[WHAT YOU SHOULD DO] Leave out the pictures and transcribe everything else exactly.

Recorded data
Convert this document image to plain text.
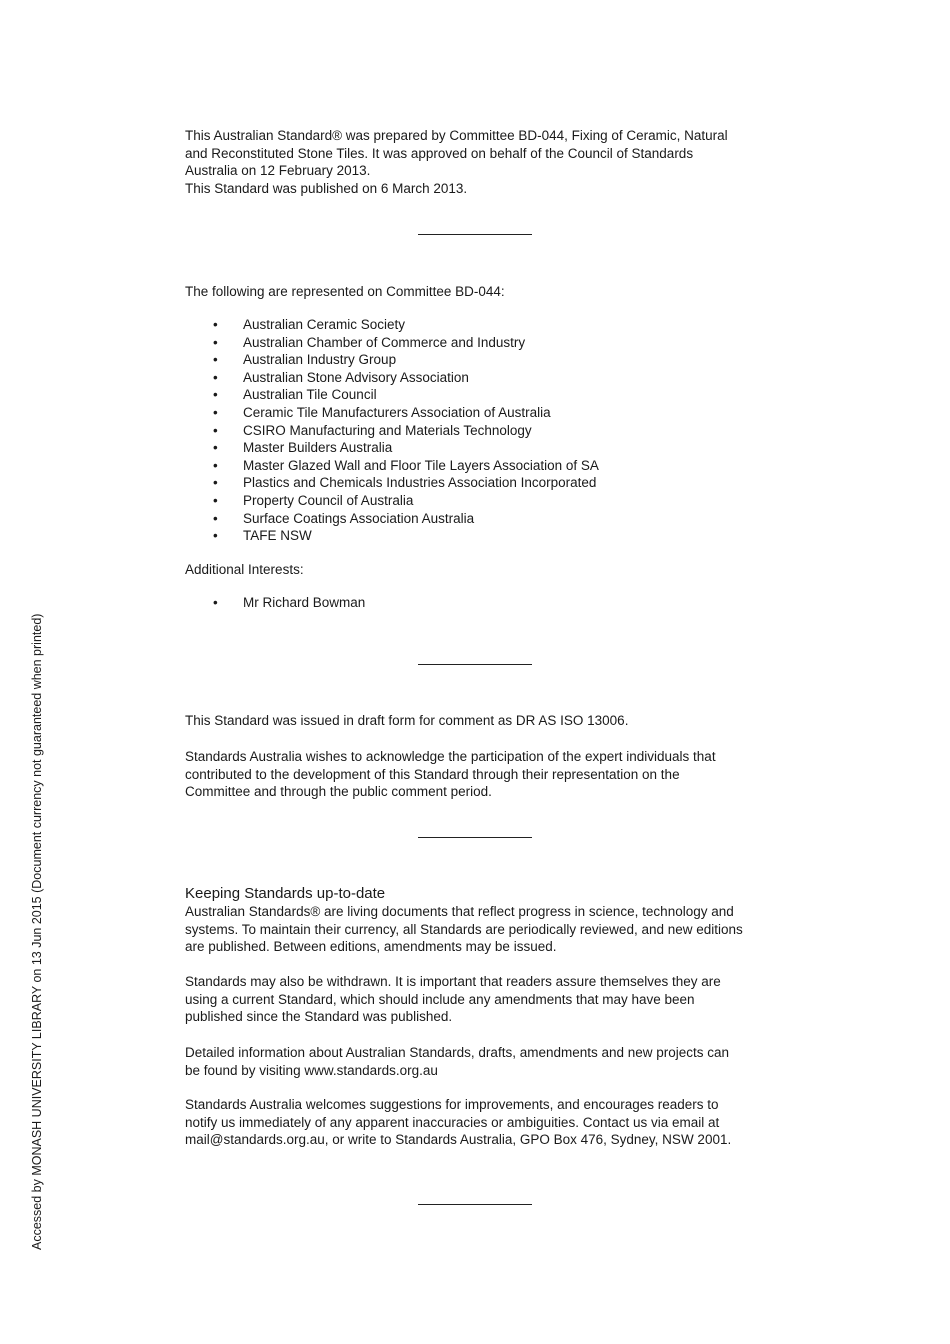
This Australian Standard® was prepared by Committee BD-044, Fixing of Ceramic, Natural
and Reconstituted Stone Tiles. It was approved on behalf of the Council of Standards
Australia on 12 February 2013.
This Standard was published on 6 March 2013.

The following are represented on Committee BD-044:

• Australian Ceramic Society
• Australian Chamber of Commerce and Industry
• Australian Industry Group
• Australian Stone Advisory Association
• Australian Tile Council
• Ceramic Tile Manufacturers Association of Australia
• CSIRO Manufacturing and Materials Technology
• Master Builders Australia
• Master Glazed Wall and Floor Tile Layers Association of SA
• Plastics and Chemicals Industries Association Incorporated
• Property Council of Australia
• Surface Coatings Association Australia
• TAFE NSW

Additional Interests:

• Mr Richard Bowman

This Standard was issued in draft form for comment as DR AS ISO 13006.

Standards Australia wishes to acknowledge the participation of the expert individuals that
contributed to the development of this Standard through their representation on the
Committee and through the public comment period.

Keeping Standards up-to-date

Australian Standards® are living documents that reflect progress in science, technology and
systems. To maintain their currency, all Standards are periodically reviewed, and new editions
are published. Between editions, amendments may be issued.

Standards may also be withdrawn. It is important that readers assure themselves they are
using a current Standard, which should include any amendments that may have been
published since the Standard was published.

Detailed information about Australian Standards, drafts, amendments and new projects can
be found by visiting www.standards.org.au

Standards Australia welcomes suggestions for improvements, and encourages readers to
notify us immediately of any apparent inaccuracies or ambiguities. Contact us via email at
mail@standards.org.au, or write to Standards Australia, GPO Box 476, Sydney, NSW 2001.

Accessed by MONASH UNIVERSITY LIBRARY on 13 Jun 2015 (Document currency not guaranteed when printed)
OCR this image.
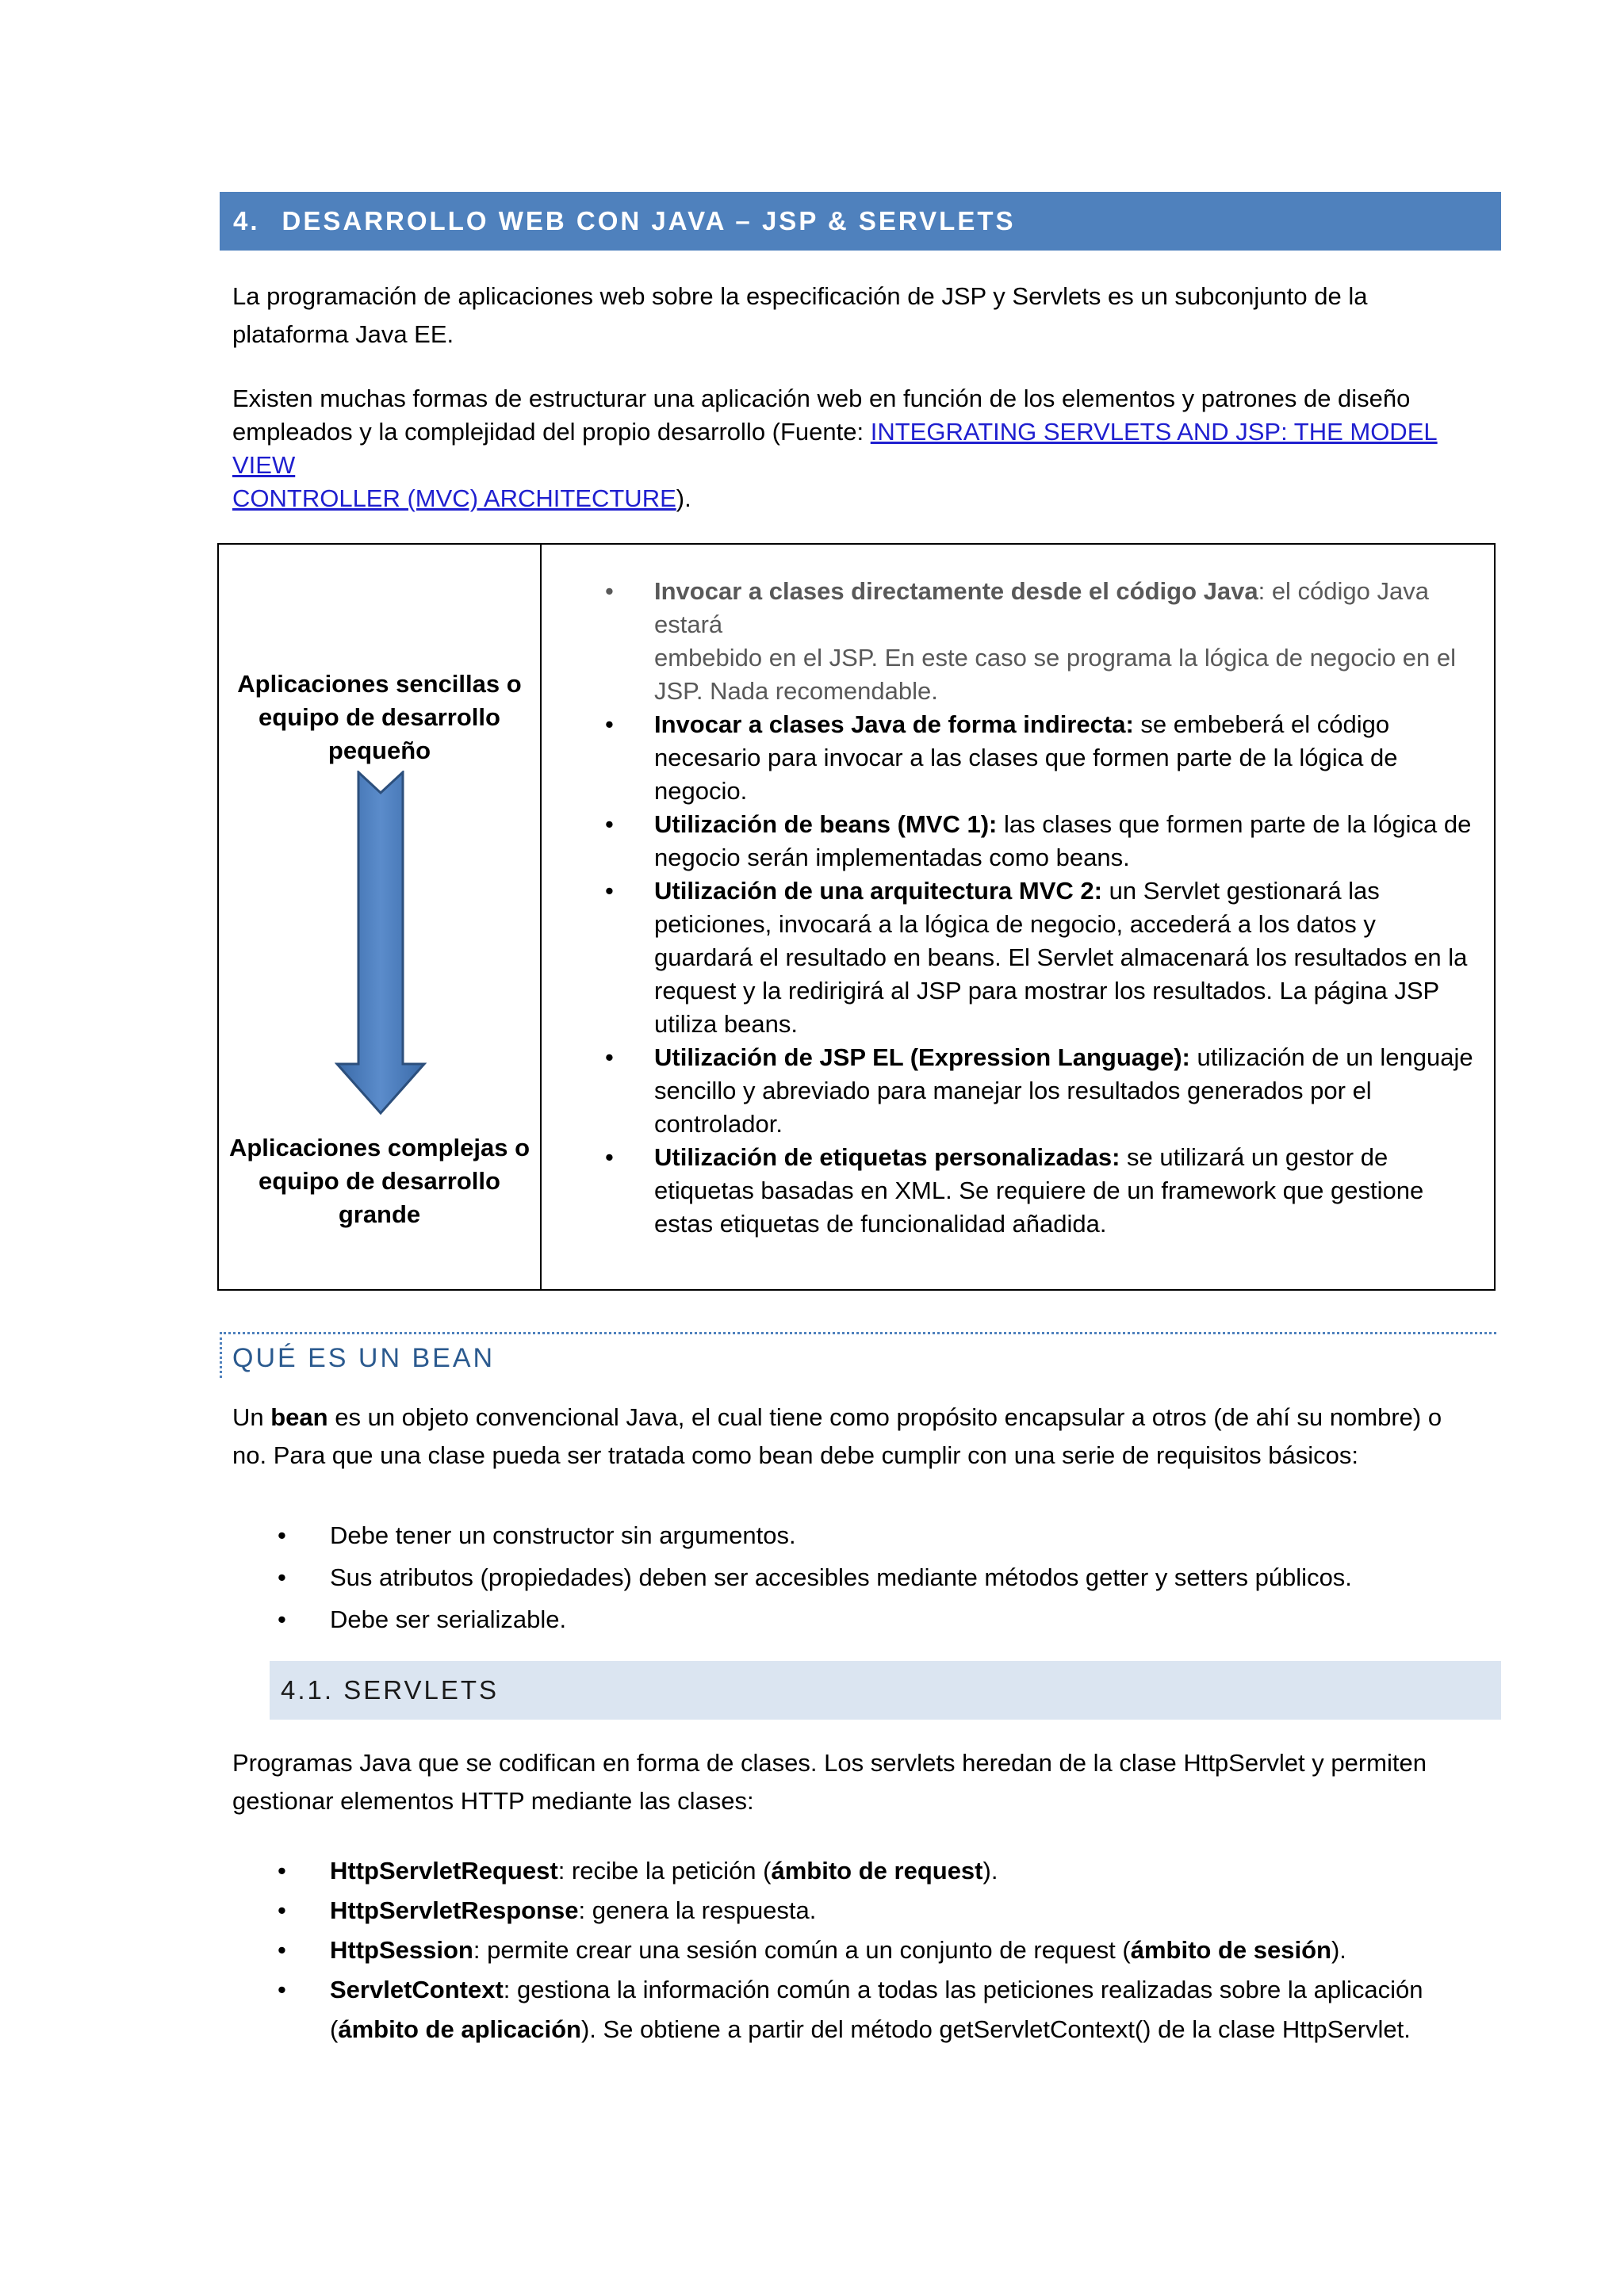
4. DESARROLLO WEB CON JAVA – JSP & SERVLETS
La programación de aplicaciones web sobre la especificación de JSP y Servlets es un subconjunto de la
plataforma Java EE.
Existen muchas formas de estructurar una aplicación web en función de los elementos y patrones de diseño
empleados y la complejidad del propio desarrollo (Fuente: INTEGRATING SERVLETS AND JSP: THE MODEL VIEW
CONTROLLER (MVC) ARCHITECTURE).
Aplicaciones sencillas o
equipo de desarrollo
pequeño
Aplicaciones complejas o
equipo de desarrollo
grande

• Invocar a clases directamente desde el código Java: el código Java estará
embebido en el JSP. En este caso se programa la lógica de negocio en el
JSP. Nada recomendable.
• Invocar a clases Java de forma indirecta: se embeberá el código
necesario para invocar a las clases que formen parte de la lógica de
negocio.
• Utilización de beans (MVC 1): las clases que formen parte de la lógica de
negocio serán implementadas como beans.
• Utilización de una arquitectura MVC 2: un Servlet gestionará las
peticiones, invocará a la lógica de negocio, accederá a los datos y
guardará el resultado en beans. El Servlet almacenará los resultados en la
request y la redirigirá al JSP para mostrar los resultados. La página JSP
utiliza beans.
• Utilización de JSP EL (Expression Language): utilización de un lenguaje
sencillo y abreviado para manejar los resultados generados por el
controlador.
• Utilización de etiquetas personalizadas: se utilizará un gestor de
etiquetas basadas en XML. Se requiere de un framework que gestione
estas etiquetas de funcionalidad añadida.
QUÉ ES UN BEAN
Un bean es un objeto convencional Java, el cual tiene como propósito encapsular a otros (de ahí su nombre) o
no. Para que una clase pueda ser tratada como bean debe cumplir con una serie de requisitos básicos:
• Debe tener un constructor sin argumentos.
• Sus atributos (propiedades) deben ser accesibles mediante métodos getter y setters públicos.
• Debe ser serializable.
4.1.
SERVLETS
Programas Java que se codifican en forma de clases. Los servlets heredan de la clase HttpServlet y permiten
gestionar elementos HTTP mediante las clases:
• HttpServletRequest: recibe la petición (ámbito de request).
• HttpServletResponse: genera la respuesta.
• HttpSession: permite crear una sesión común a un conjunto de request (ámbito de sesión).
• ServletContext: gestiona la información común a todas las peticiones realizadas sobre la aplicación
(ámbito de aplicación). Se obtiene a partir del método getServletContext() de la clase HttpServlet.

[WRITTEN SOLUTION]
Convert this document image to plain text.
This Australian Standard® was prepared by Committee BD-044, Fixing of Ceramic, Natural
and Reconstituted Stone Tiles. It was approved on behalf of the Council of Standards
Australia on 12 February 2013.
This Standard was published on 6 March 2013.

The following are represented on Committee BD-044:

• Australian Ceramic Society
• Australian Chamber of Commerce and Industry
• Australian Industry Group
• Australian Stone Advisory Association
• Australian Tile Council
• Ceramic Tile Manufacturers Association of Australia
• CSIRO Manufacturing and Materials Technology
• Master Builders Australia
• Master Glazed Wall and Floor Tile Layers Association of SA
• Plastics and Chemicals Industries Association Incorporated
• Property Council of Australia
• Surface Coatings Association Australia
• TAFE NSW

Additional Interests:

• Mr Richard Bowman

This Standard was issued in draft form for comment as DR AS ISO 13006.

Standards Australia wishes to acknowledge the participation of the expert individuals that
contributed to the development of this Standard through their representation on the
Committee and through the public comment period.

Keeping Standards up-to-date

Australian Standards® are living documents that reflect progress in science, technology and
systems. To maintain their currency, all Standards are periodically reviewed, and new editions
are published. Between editions, amendments may be issued.

Standards may also be withdrawn. It is important that readers assure themselves they are
using a current Standard, which should include any amendments that may have been
published since the Standard was published.

Detailed information about Australian Standards, drafts, amendments and new projects can
be found by visiting www.standards.org.au

Standards Australia welcomes suggestions for improvements, and encourages readers to
notify us immediately of any apparent inaccuracies or ambiguities. Contact us via email at
mail@standards.org.au, or write to Standards Australia, GPO Box 476, Sydney, NSW 2001.

Accessed by MONASH UNIVERSITY LIBRARY on 13 Jun 2015 (Document currency not guaranteed when printed)
OCR this image.
4. DESARROLLO WEB CON JAVA – JSP & SERVLETS
La programación de aplicaciones web sobre la especificación de JSP y Servlets es un subconjunto de la
plataforma Java EE.
Existen muchas formas de estructurar una aplicación web en función de los elementos y patrones de diseño
empleados y la complejidad del propio desarrollo (Fuente: INTEGRATING SERVLETS AND JSP: THE MODEL VIEW
CONTROLLER (MVC) ARCHITECTURE).
Aplicaciones sencillas o
equipo de desarrollo
pequeño
Aplicaciones complejas o
equipo de desarrollo
grande

• Invocar a clases directamente desde el código Java: el código Java estará
embebido en el JSP. En este caso se programa la lógica de negocio en el
JSP. Nada recomendable.
• Invocar a clases Java de forma indirecta: se embeberá el código
necesario para invocar a las clases que formen parte de la lógica de
negocio.
• Utilización de beans (MVC 1): las clases que formen parte de la lógica de
negocio serán implementadas como beans.
• Utilización de una arquitectura MVC 2: un Servlet gestionará las
peticiones, invocará a la lógica de negocio, accederá a los datos y
guardará el resultado en beans. El Servlet almacenará los resultados en la
request y la redirigirá al JSP para mostrar los resultados. La página JSP
utiliza beans.
• Utilización de JSP EL (Expression Language): utilización de un lenguaje
sencillo y abreviado para manejar los resultados generados por el
controlador.
• Utilización de etiquetas personalizadas: se utilizará un gestor de
etiquetas basadas en XML. Se requiere de un framework que gestione
estas etiquetas de funcionalidad añadida.
QUÉ ES UN BEAN
Un bean es un objeto convencional Java, el cual tiene como propósito encapsular a otros (de ahí su nombre) o
no. Para que una clase pueda ser tratada como bean debe cumplir con una serie de requisitos básicos:
• Debe tener un constructor sin argumentos.
• Sus atributos (propiedades) deben ser accesibles mediante métodos getter y setters públicos.
• Debe ser serializable.
4.1.
SERVLETS
Programas Java que se codifican en forma de clases. Los servlets heredan de la clase HttpServlet y permiten
gestionar elementos HTTP mediante las clases:
• HttpServletRequest: recibe la petición (ámbito de request).
• HttpServletResponse: genera la respuesta.
• HttpSession: permite crear una sesión común a un conjunto de request (ámbito de sesión).
• ServletContext: gestiona la información común a todas las peticiones realizadas sobre la aplicación
(ámbito de aplicación). Se obtiene a partir del método getServletContext() de la clase HttpServlet.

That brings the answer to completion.